begin SUPPLIED ENTRIES

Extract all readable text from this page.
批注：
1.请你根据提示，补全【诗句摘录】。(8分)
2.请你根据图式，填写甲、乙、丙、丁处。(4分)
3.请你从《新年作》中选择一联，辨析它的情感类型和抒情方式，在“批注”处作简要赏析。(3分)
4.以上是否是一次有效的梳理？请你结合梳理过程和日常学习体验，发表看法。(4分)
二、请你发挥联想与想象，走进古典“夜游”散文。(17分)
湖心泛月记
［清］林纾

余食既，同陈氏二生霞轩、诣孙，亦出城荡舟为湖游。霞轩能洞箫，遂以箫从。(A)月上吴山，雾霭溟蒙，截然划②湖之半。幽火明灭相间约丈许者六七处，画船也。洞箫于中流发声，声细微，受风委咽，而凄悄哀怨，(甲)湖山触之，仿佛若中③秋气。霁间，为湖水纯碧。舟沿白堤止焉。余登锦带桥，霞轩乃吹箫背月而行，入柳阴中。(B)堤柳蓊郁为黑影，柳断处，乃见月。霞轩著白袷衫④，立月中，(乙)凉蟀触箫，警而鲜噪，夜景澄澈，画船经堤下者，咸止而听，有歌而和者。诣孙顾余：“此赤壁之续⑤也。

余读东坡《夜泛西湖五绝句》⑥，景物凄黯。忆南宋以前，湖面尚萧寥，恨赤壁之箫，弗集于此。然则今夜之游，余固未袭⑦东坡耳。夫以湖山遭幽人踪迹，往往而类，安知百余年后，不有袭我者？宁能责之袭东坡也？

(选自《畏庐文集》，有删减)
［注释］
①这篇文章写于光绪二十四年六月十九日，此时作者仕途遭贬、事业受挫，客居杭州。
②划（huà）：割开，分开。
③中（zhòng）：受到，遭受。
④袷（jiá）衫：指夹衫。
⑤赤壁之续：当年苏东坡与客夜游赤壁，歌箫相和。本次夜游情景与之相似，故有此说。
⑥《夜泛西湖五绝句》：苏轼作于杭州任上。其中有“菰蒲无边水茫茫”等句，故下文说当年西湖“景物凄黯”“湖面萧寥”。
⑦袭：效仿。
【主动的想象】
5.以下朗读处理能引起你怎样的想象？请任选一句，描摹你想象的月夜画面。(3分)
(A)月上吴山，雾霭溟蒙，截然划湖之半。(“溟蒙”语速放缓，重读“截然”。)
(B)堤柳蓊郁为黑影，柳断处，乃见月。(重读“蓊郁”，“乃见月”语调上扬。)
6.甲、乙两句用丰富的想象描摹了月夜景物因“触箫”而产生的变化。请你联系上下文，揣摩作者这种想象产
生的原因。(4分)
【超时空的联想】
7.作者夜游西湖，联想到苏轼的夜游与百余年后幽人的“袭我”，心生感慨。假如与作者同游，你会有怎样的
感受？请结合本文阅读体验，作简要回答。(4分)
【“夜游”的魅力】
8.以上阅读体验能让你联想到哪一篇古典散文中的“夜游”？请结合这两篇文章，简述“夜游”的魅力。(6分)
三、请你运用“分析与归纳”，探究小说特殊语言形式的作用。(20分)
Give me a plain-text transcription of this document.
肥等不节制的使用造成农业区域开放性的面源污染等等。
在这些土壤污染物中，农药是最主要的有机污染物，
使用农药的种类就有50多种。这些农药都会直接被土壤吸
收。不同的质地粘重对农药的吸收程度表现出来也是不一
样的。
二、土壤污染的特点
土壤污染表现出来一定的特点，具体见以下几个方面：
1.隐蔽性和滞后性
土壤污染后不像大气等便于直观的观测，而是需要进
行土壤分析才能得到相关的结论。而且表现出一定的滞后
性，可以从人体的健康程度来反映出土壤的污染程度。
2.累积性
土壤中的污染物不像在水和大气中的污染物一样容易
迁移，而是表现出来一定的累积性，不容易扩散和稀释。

end SUPPLIED ENTRIES

▶ [WHAT THE EXERCISE ASKS] Each line that holds the word "堤柳蓊郁为黑影" is to be copied.

▶ [TASK ANSWER]
余食既，同陈氏二生霞轩、诣孙，亦出城荡舟为湖游。霞轩能洞箫，遂以箫从。(A)月上吴山，雾霭溟蒙，截然划②湖之半。幽火明灭相间约丈许者六七处，画船也。洞箫于中流发声，声细微，受风委咽，而凄悄哀怨，(甲)湖山触之，仿佛若中③秋气。霁间，为湖水纯碧。舟沿白堤止焉。余登锦带桥，霞轩乃吹箫背月而行，入柳阴中。(B)堤柳蓊郁为黑影，柳断处，乃见月。霞轩著白袷衫④，立月中，(乙)凉蟀触箫，警而鲜噪，夜景澄澈，画船经堤下者，咸止而听，有歌而和者。诣孙顾余：“此赤壁之续⑤也。
(B)堤柳蓊郁为黑影，柳断处，乃见月。(重读“蓊郁”，“乃见月”语调上扬。)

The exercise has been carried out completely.